STATED TASK:
Restate the listing that follows word for word, without its pictures.

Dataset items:
((
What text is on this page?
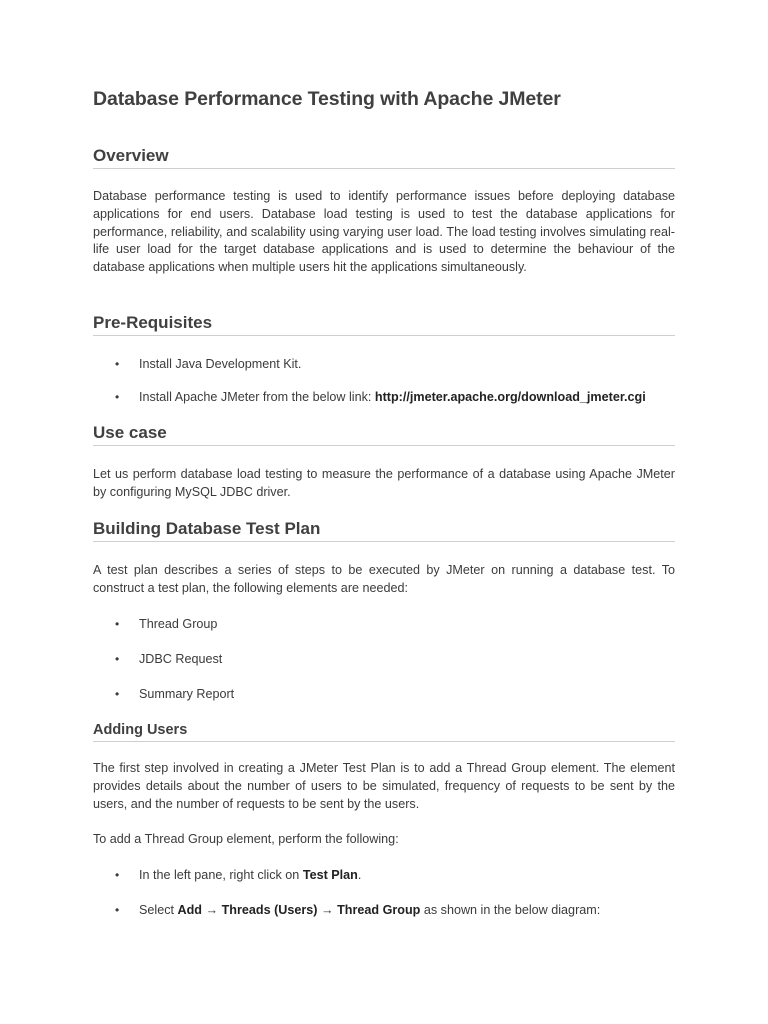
Database Performance Testing with Apache JMeter
Overview
Database performance testing is used to identify performance issues before deploying database applications for end users. Database load testing is used to test the database applications for performance, reliability, and scalability using varying user load. The load testing involves simulating real-life user load for the target database applications and is used to determine the behaviour of the database applications when multiple users hit the applications simultaneously.
Pre-Requisites
• Install Java Development Kit.
• Install Apache JMeter from the below link: http://jmeter.apache.org/download_jmeter.cgi
Use case
Let us perform database load testing to measure the performance of a database using Apache JMeter by configuring MySQL JDBC driver.
Building Database Test Plan
A test plan describes a series of steps to be executed by JMeter on running a database test. To construct a test plan, the following elements are needed:
• Thread Group
• JDBC Request
• Summary Report
Adding Users
The first step involved in creating a JMeter Test Plan is to add a Thread Group element. The element provides details about the number of users to be simulated, frequency of requests to be sent by the users, and the number of requests to be sent by the users.
To add a Thread Group element, perform the following:
• In the left pane, right click on Test Plan.
• Select Add → Threads (Users) → Thread Group as shown in the below diagram:
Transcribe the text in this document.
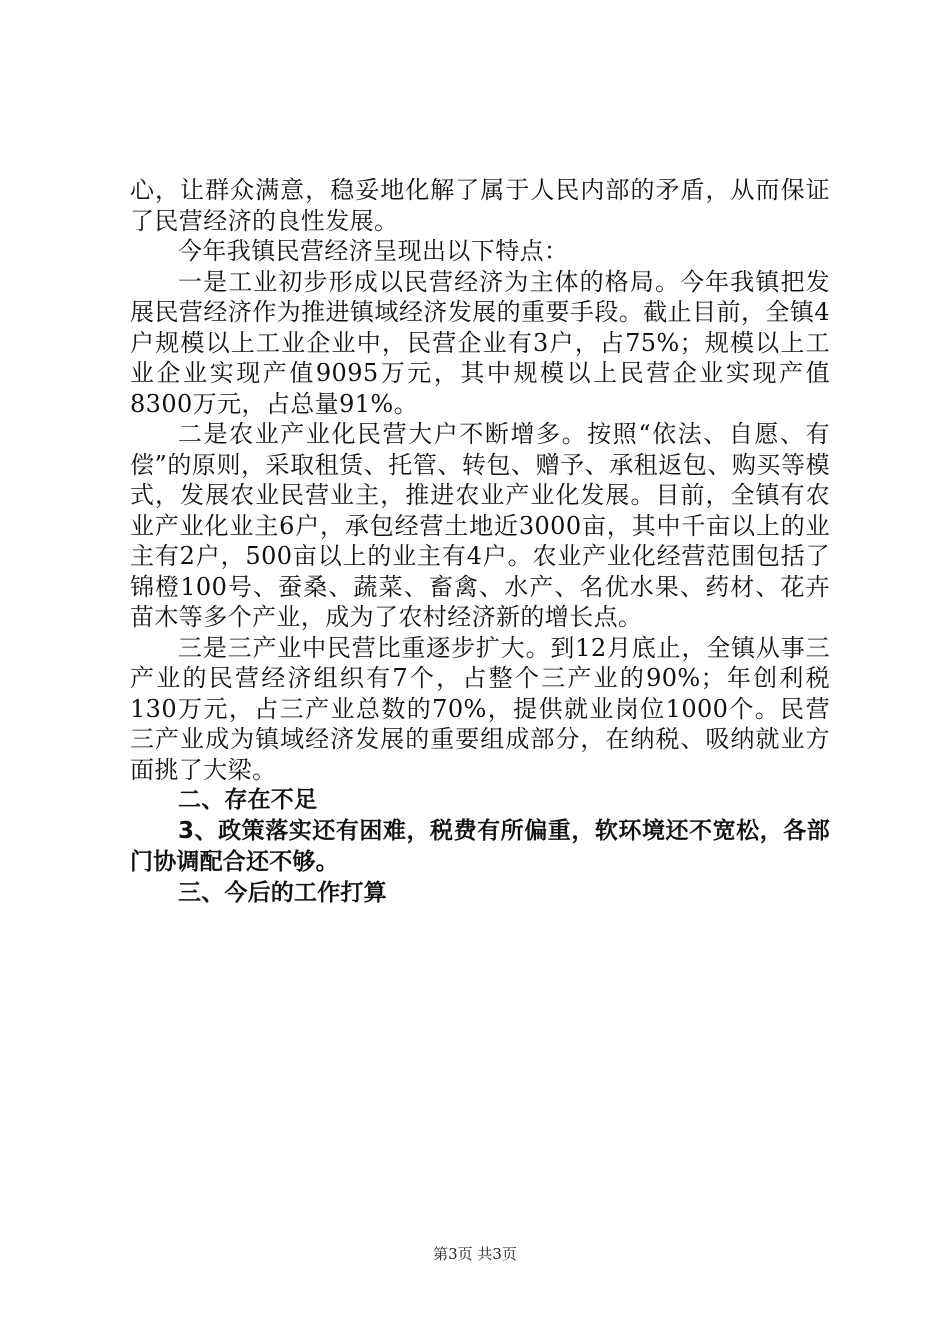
心，让群众满意，稳妥地化解了属于人民内部的矛盾，从而保证了民营经济的良性发展。

今年我镇民营经济呈现出以下特点：

一是工业初步形成以民营经济为主体的格局。今年我镇把发展民营经济作为推进镇域经济发展的重要手段。截止目前，全镇4户规模以上工业企业中，民营企业有3户，占75%；规模以上工业企业实现产值9095万元，其中规模以上民营企业实现产值8300万元，占总量91%。

二是农业产业化民营大户不断增多。按照“依法、自愿、有偿”的原则，采取租赁、托管、转包、赠予、承租返包、购买等模式，发展农业民营业主，推进农业产业化发展。目前，全镇有农业产业化业主6户，承包经营土地近3000亩，其中千亩以上的业主有2户，500亩以上的业主有4户。农业产业化经营范围包括了锦橙100号、蚕桑、蔬菜、畜禽、水产、名优水果、药材、花卉苗木等多个产业，成为了农村经济新的增长点。

三是三产业中民营比重逐步扩大。到12月底止，全镇从事三产业的民营经济组织有7个，占整个三产业的90%；年创利税130万元，占三产业总数的70%，提供就业岗位1000个。民营三产业成为镇域经济发展的重要组成部分，在纳税、吸纳就业方面挑了大梁。

二、存在不足

3、政策落实还有困难，税费有所偏重，软环境还不宽松，各部门协调配合还不够。

三、今后的工作打算

第3页 共3页
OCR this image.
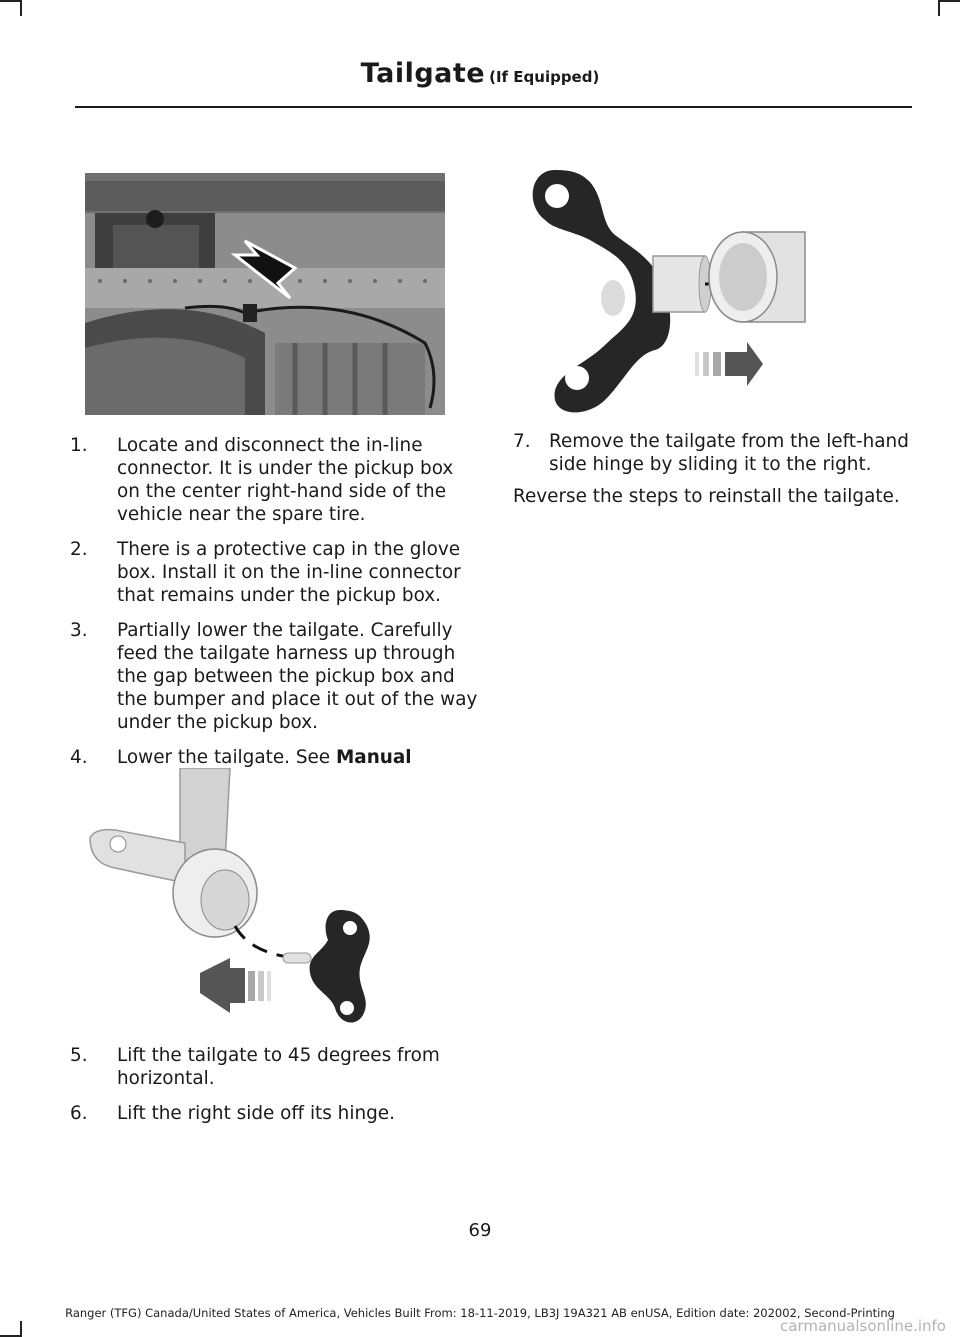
Tailgate (If Equipped)
1. Locate and disconnect the in-line connector. It is under the pickup box on the center right-hand side of the vehicle near the spare tire.
2. There is a protective cap in the glove box. Install it on the in-line connector that remains under the pickup box.
3. Partially lower the tailgate. Carefully feed the tailgate harness up through the gap between the pickup box and the bumper and place it out of the way under the pickup box.
4. Lower the tailgate. See Manual
5. Lift the tailgate to 45 degrees from horizontal.
6. Lift the right side off its hinge.
7. Remove the tailgate from the left-hand side hinge by sliding it to the right.

Reverse the steps to reinstall the tailgate.

69
Ranger (TFG) Canada/United States of America, Vehicles Built From: 18-11-2019, LB3J 19A321 AB enUSA, Edition date: 202002, Second-Printing
carmanualsonline.info
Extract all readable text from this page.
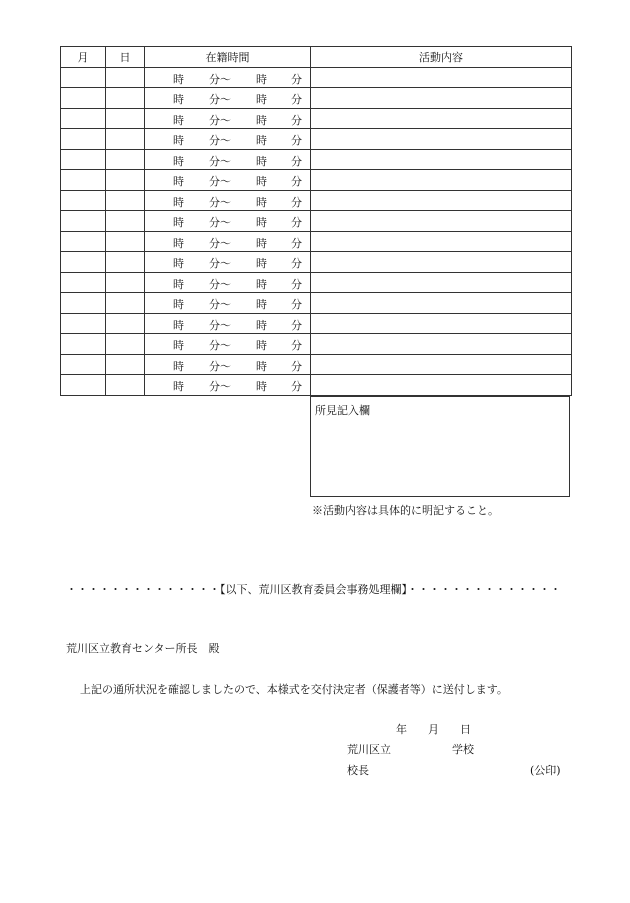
月	日	在籍時間	活動内容

		時 分〜 時 分	

		時 分〜 時 分	

		時 分〜 時 分	

		時 分〜 時 分	

		時 分〜 時 分	

		時 分〜 時 分	

		時 分〜 時 分	

		時 分〜 時 分	

		時 分〜 時 分	

		時 分〜 時 分	

		時 分〜 時 分	

		時 分〜 時 分	

		時 分〜 時 分	

		時 分〜 時 分	

		時 分〜 時 分	

		時 分〜 時 分	

所見記入欄
※活動内容は具体的に明記すること。
・・・・・・・・・・・・・・【以下、荒川区教育委員会事務処理欄】・・・・・・・・・・・・・・
荒川区立教育センター所長　殿
上記の通所状況を確認しましたので、本様式を交付決定者（保護者等）に送付します。
年 月 日
荒川区立	学校
校長	(公印)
))
ANSWER FOR THIS EXERCISE:
What text is on this page?
Database Performance Testing with Apache JMeter
Overview
Database performance testing is used to identify performance issues before deploying database applications for end users. Database load testing is used to test the database applications for performance, reliability, and scalability using varying user load. The load testing involves simulating real-life user load for the target database applications and is used to determine the behaviour of the database applications when multiple users hit the applications simultaneously.
Pre-Requisites
• Install Java Development Kit.
• Install Apache JMeter from the below link: http://jmeter.apache.org/download_jmeter.cgi
Use case
Let us perform database load testing to measure the performance of a database using Apache JMeter by configuring MySQL JDBC driver.
Building Database Test Plan
A test plan describes a series of steps to be executed by JMeter on running a database test. To construct a test plan, the following elements are needed:
• Thread Group
• JDBC Request
• Summary Report
Adding Users
The first step involved in creating a JMeter Test Plan is to add a Thread Group element. The element provides details about the number of users to be simulated, frequency of requests to be sent by the users, and the number of requests to be sent by the users.
To add a Thread Group element, perform the following:
• In the left pane, right click on Test Plan.
• Select Add → Threads (Users) → Thread Group as shown in the below diagram:
Transcribe the text in this document.
心，让群众满意，稳妥地化解了属于人民内部的矛盾，从而保证了民营经济的良性发展。

今年我镇民营经济呈现出以下特点：

一是工业初步形成以民营经济为主体的格局。今年我镇把发展民营经济作为推进镇域经济发展的重要手段。截止目前，全镇4户规模以上工业企业中，民营企业有3户，占75%；规模以上工业企业实现产值9095万元，其中规模以上民营企业实现产值8300万元，占总量91%。

二是农业产业化民营大户不断增多。按照“依法、自愿、有偿”的原则，采取租赁、托管、转包、赠予、承租返包、购买等模式，发展农业民营业主，推进农业产业化发展。目前，全镇有农业产业化业主6户，承包经营土地近3000亩，其中千亩以上的业主有2户，500亩以上的业主有4户。农业产业化经营范围包括了锦橙100号、蚕桑、蔬菜、畜禽、水产、名优水果、药材、花卉苗木等多个产业，成为了农村经济新的增长点。

三是三产业中民营比重逐步扩大。到12月底止，全镇从事三产业的民营经济组织有7个，占整个三产业的90%；年创利税130万元，占三产业总数的70%，提供就业岗位1000个。民营三产业成为镇域经济发展的重要组成部分，在纳税、吸纳就业方面挑了大梁。

二、存在不足

3、政策落实还有困难，税费有所偏重，软环境还不宽松，各部门协调配合还不够。

三、今后的工作打算

第3页 共3页
OCR this image.
Tailgate (If Equipped)
1. Locate and disconnect the in-line connector. It is under the pickup box on the center right-hand side of the vehicle near the spare tire.
2. There is a protective cap in the glove box. Install it on the in-line connector that remains under the pickup box.
3. Partially lower the tailgate. Carefully feed the tailgate harness up through the gap between the pickup box and the bumper and place it out of the way under the pickup box.
4. Lower the tailgate. See Manual
5. Lift the tailgate to 45 degrees from horizontal.
6. Lift the right side off its hinge.
7. Remove the tailgate from the left-hand side hinge by sliding it to the right.

Reverse the steps to reinstall the tailgate.

69
Ranger (TFG) Canada/United States of America, Vehicles Built From: 18-11-2019, LB3J 19A321 AB enUSA, Edition date: 202002, Second-Printing
carmanualsonline.info
Extract all readable text from this page.
月	日	在籍時間	活動内容

		時 分〜 時 分	

		時 分〜 時 分	

		時 分〜 時 分	

		時 分〜 時 分	

		時 分〜 時 分	

		時 分〜 時 分	

		時 分〜 時 分	

		時 分〜 時 分	

		時 分〜 時 分	

		時 分〜 時 分	

		時 分〜 時 分	

		時 分〜 時 分	

		時 分〜 時 分	

		時 分〜 時 分	

		時 分〜 時 分	

		時 分〜 時 分	

所見記入欄
※活動内容は具体的に明記すること。
・・・・・・・・・・・・・・【以下、荒川区教育委員会事務処理欄】・・・・・・・・・・・・・・
荒川区立教育センター所長　殿
上記の通所状況を確認しましたので、本様式を交付決定者（保護者等）に送付します。
年 月 日
荒川区立	学校
校長	(公印)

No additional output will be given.